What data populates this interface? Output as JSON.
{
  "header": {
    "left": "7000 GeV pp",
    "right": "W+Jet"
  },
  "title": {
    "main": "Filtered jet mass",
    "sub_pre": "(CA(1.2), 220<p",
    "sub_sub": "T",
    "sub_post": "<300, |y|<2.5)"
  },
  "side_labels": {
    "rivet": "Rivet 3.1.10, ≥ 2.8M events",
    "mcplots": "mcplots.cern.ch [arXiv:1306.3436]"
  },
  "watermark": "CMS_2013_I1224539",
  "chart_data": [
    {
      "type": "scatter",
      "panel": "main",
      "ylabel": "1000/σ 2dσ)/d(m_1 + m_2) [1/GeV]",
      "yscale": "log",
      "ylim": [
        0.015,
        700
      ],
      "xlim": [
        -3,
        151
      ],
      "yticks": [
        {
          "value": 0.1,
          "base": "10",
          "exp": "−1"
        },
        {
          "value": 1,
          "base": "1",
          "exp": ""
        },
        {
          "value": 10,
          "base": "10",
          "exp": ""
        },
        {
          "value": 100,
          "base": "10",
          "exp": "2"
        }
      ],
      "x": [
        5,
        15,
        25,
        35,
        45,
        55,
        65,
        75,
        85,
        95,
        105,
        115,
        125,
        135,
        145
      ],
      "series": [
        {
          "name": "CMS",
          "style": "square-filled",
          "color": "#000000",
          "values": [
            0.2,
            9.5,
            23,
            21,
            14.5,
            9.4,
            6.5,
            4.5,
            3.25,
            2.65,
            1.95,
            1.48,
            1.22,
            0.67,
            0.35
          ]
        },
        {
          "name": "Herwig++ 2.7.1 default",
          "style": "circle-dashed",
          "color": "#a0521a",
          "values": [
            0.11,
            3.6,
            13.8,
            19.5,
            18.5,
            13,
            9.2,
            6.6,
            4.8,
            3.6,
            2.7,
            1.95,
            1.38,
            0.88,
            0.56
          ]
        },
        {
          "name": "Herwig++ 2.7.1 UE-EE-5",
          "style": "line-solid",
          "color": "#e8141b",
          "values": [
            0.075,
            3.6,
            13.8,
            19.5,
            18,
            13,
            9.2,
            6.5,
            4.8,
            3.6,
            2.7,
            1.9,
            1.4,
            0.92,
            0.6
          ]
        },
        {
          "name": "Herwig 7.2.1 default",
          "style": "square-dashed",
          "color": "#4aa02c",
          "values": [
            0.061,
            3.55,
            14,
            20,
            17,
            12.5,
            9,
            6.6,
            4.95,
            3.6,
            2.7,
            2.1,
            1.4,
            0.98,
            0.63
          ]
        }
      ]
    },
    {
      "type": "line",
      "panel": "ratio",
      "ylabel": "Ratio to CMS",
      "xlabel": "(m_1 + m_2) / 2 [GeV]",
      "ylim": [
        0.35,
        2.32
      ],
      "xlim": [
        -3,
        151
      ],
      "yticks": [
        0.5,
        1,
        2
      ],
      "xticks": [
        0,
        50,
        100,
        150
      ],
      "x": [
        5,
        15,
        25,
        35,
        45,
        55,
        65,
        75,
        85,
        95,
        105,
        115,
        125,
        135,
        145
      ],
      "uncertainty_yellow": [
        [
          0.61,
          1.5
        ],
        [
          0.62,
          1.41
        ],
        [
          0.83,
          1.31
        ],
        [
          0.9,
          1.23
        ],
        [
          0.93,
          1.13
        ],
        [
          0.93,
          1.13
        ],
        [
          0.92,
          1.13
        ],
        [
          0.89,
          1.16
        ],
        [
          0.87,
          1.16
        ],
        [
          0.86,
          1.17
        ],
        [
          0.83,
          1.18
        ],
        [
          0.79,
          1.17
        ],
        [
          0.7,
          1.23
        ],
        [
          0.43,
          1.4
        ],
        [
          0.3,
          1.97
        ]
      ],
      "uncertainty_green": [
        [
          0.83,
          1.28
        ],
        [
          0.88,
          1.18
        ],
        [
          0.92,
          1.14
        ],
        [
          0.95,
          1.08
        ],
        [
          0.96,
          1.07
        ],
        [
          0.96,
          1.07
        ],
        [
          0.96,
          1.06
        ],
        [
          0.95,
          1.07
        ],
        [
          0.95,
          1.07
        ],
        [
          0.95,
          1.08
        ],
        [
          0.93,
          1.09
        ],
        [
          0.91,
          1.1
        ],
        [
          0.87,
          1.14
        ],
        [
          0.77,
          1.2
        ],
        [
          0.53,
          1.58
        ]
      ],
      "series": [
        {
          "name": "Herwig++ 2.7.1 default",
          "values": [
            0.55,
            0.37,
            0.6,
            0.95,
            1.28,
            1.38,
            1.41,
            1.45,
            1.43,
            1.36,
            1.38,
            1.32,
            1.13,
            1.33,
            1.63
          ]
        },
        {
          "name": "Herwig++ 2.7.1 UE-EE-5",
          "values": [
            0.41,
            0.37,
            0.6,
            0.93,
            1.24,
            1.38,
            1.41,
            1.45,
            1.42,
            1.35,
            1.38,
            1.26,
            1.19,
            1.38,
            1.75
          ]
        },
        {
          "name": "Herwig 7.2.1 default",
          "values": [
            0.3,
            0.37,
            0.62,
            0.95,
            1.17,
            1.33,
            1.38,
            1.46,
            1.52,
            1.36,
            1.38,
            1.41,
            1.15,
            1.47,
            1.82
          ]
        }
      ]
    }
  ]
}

========

Required task —
Repeat all of the records above exactly as they appear.

Complete response —
What data populates this interface? Output as JSON.
{
  "header": {
    "left": "7000 GeV pp",
    "right": "W+Jet"
  },
  "title": {
    "main": "Filtered jet mass",
    "sub_pre": "(CA(1.2), 220<p",
    "sub_sub": "T",
    "sub_post": "<300, |y|<2.5)"
  },
  "side_labels": {
    "rivet": "Rivet 3.1.10, ≥ 2.8M events",
    "mcplots": "mcplots.cern.ch [arXiv:1306.3436]"
  },
  "watermark": "CMS_2013_I1224539",
  "chart_data": [
    {
      "type": "scatter",
      "panel": "main",
      "ylabel": "1000/σ 2dσ)/d(m_1 + m_2) [1/GeV]",
      "yscale": "log",
      "ylim": [
        0.015,
        700
      ],
      "xlim": [
        -3,
        151
      ],
      "yticks": [
        {
          "value": 0.1,
          "base": "10",
          "exp": "−1"
        },
        {
          "value": 1,
          "base": "1",
          "exp": ""
        },
        {
          "value": 10,
          "base": "10",
          "exp": ""
        },
        {
          "value": 100,
          "base": "10",
          "exp": "2"
        }
      ],
      "x": [
        5,
        15,
        25,
        35,
        45,
        55,
        65,
        75,
        85,
        95,
        105,
        115,
        125,
        135,
        145
      ],
      "series": [
        {
          "name": "CMS",
          "style": "square-filled",
          "color": "#000000",
          "values": [
            0.2,
            9.5,
            23,
            21,
            14.5,
            9.4,
            6.5,
            4.5,
            3.25,
            2.65,
            1.95,
            1.48,
            1.22,
            0.67,
            0.35
          ]
        },
        {
          "name": "Herwig++ 2.7.1 default",
          "style": "circle-dashed",
          "color": "#a0521a",
          "values": [
            0.11,
            3.6,
            13.8,
            19.5,
            18.5,
            13,
            9.2,
            6.6,
            4.8,
            3.6,
            2.7,
            1.95,
            1.38,
            0.88,
            0.56
          ]
        },
        {
          "name": "Herwig++ 2.7.1 UE-EE-5",
          "style": "line-solid",
          "color": "#e8141b",
          "values": [
            0.075,
            3.6,
            13.8,
            19.5,
            18,
            13,
            9.2,
            6.5,
            4.8,
            3.6,
            2.7,
            1.9,
            1.4,
            0.92,
            0.6
          ]
        },
        {
          "name": "Herwig 7.2.1 default",
          "style": "square-dashed",
          "color": "#4aa02c",
          "values": [
            0.061,
            3.55,
            14,
            20,
            17,
            12.5,
            9,
            6.6,
            4.95,
            3.6,
            2.7,
            2.1,
            1.4,
            0.98,
            0.63
          ]
        }
      ]
    },
    {
      "type": "line",
      "panel": "ratio",
      "ylabel": "Ratio to CMS",
      "xlabel": "(m_1 + m_2) / 2 [GeV]",
      "ylim": [
        0.35,
        2.32
      ],
      "xlim": [
        -3,
        151
      ],
      "yticks": [
        0.5,
        1,
        2
      ],
      "xticks": [
        0,
        50,
        100,
        150
      ],
      "x": [
        5,
        15,
        25,
        35,
        45,
        55,
        65,
        75,
        85,
        95,
        105,
        115,
        125,
        135,
        145
      ],
      "uncertainty_yellow": [
        [
          0.61,
          1.5
        ],
        [
          0.62,
          1.41
        ],
        [
          0.83,
          1.31
        ],
        [
          0.9,
          1.23
        ],
        [
          0.93,
          1.13
        ],
        [
          0.93,
          1.13
        ],
        [
          0.92,
          1.13
        ],
        [
          0.89,
          1.16
        ],
        [
          0.87,
          1.16
        ],
        [
          0.86,
          1.17
        ],
        [
          0.83,
          1.18
        ],
        [
          0.79,
          1.17
        ],
        [
          0.7,
          1.23
        ],
        [
          0.43,
          1.4
        ],
        [
          0.3,
          1.97
        ]
      ],
      "uncertainty_green": [
        [
          0.83,
          1.28
        ],
        [
          0.88,
          1.18
        ],
        [
          0.92,
          1.14
        ],
        [
          0.95,
          1.08
        ],
        [
          0.96,
          1.07
        ],
        [
          0.96,
          1.07
        ],
        [
          0.96,
          1.06
        ],
        [
          0.95,
          1.07
        ],
        [
          0.95,
          1.07
        ],
        [
          0.95,
          1.08
        ],
        [
          0.93,
          1.09
        ],
        [
          0.91,
          1.1
        ],
        [
          0.87,
          1.14
        ],
        [
          0.77,
          1.2
        ],
        [
          0.53,
          1.58
        ]
      ],
      "series": [
        {
          "name": "Herwig++ 2.7.1 default",
          "values": [
            0.55,
            0.37,
            0.6,
            0.95,
            1.28,
            1.38,
            1.41,
            1.45,
            1.43,
            1.36,
            1.38,
            1.32,
            1.13,
            1.33,
            1.63
          ]
        },
        {
          "name": "Herwig++ 2.7.1 UE-EE-5",
          "values": [
            0.41,
            0.37,
            0.6,
            0.93,
            1.24,
            1.38,
            1.41,
            1.45,
            1.42,
            1.35,
            1.38,
            1.26,
            1.19,
            1.38,
            1.75
          ]
        },
        {
          "name": "Herwig 7.2.1 default",
          "values": [
            0.3,
            0.37,
            0.62,
            0.95,
            1.17,
            1.33,
            1.38,
            1.46,
            1.52,
            1.36,
            1.38,
            1.41,
            1.15,
            1.47,
            1.82
          ]
        }
      ]
    }
  ]
}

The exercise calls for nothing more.